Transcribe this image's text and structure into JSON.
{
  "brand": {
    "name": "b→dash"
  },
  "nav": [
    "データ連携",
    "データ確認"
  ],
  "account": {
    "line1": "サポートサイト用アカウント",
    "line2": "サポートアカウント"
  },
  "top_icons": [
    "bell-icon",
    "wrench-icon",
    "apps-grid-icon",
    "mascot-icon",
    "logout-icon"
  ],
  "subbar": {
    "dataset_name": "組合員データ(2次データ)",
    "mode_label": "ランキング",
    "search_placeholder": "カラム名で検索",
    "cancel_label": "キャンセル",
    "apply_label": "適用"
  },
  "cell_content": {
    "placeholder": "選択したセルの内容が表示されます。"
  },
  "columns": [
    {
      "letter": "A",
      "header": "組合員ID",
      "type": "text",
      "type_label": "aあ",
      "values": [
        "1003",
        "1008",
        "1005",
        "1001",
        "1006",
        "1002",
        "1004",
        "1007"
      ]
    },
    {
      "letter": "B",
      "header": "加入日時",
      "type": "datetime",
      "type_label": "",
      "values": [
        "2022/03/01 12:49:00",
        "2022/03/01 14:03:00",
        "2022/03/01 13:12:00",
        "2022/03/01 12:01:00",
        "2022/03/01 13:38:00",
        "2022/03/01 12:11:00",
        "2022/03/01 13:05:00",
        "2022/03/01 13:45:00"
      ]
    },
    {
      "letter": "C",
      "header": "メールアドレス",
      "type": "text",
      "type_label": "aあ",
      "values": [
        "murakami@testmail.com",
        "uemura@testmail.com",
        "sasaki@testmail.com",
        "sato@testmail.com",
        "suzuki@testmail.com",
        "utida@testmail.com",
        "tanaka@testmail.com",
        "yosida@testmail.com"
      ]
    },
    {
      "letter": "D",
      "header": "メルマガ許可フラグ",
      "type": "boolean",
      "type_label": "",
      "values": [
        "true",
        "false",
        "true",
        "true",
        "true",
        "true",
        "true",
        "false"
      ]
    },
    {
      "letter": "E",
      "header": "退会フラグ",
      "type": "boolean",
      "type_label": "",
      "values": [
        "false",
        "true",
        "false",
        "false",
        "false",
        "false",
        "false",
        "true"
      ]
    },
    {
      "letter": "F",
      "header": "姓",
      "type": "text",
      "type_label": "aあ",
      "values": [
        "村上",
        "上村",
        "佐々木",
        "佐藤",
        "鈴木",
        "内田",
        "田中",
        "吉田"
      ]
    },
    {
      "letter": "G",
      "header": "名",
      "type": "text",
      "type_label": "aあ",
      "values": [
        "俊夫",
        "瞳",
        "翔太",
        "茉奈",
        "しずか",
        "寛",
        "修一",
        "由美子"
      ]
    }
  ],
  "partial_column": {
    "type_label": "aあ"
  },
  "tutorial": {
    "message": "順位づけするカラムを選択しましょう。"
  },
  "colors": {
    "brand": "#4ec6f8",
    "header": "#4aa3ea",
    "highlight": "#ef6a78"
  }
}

### Do this
Tally the lines of the data that hold the string "header". Answer with the number and nothing more.

### Answer to the task
8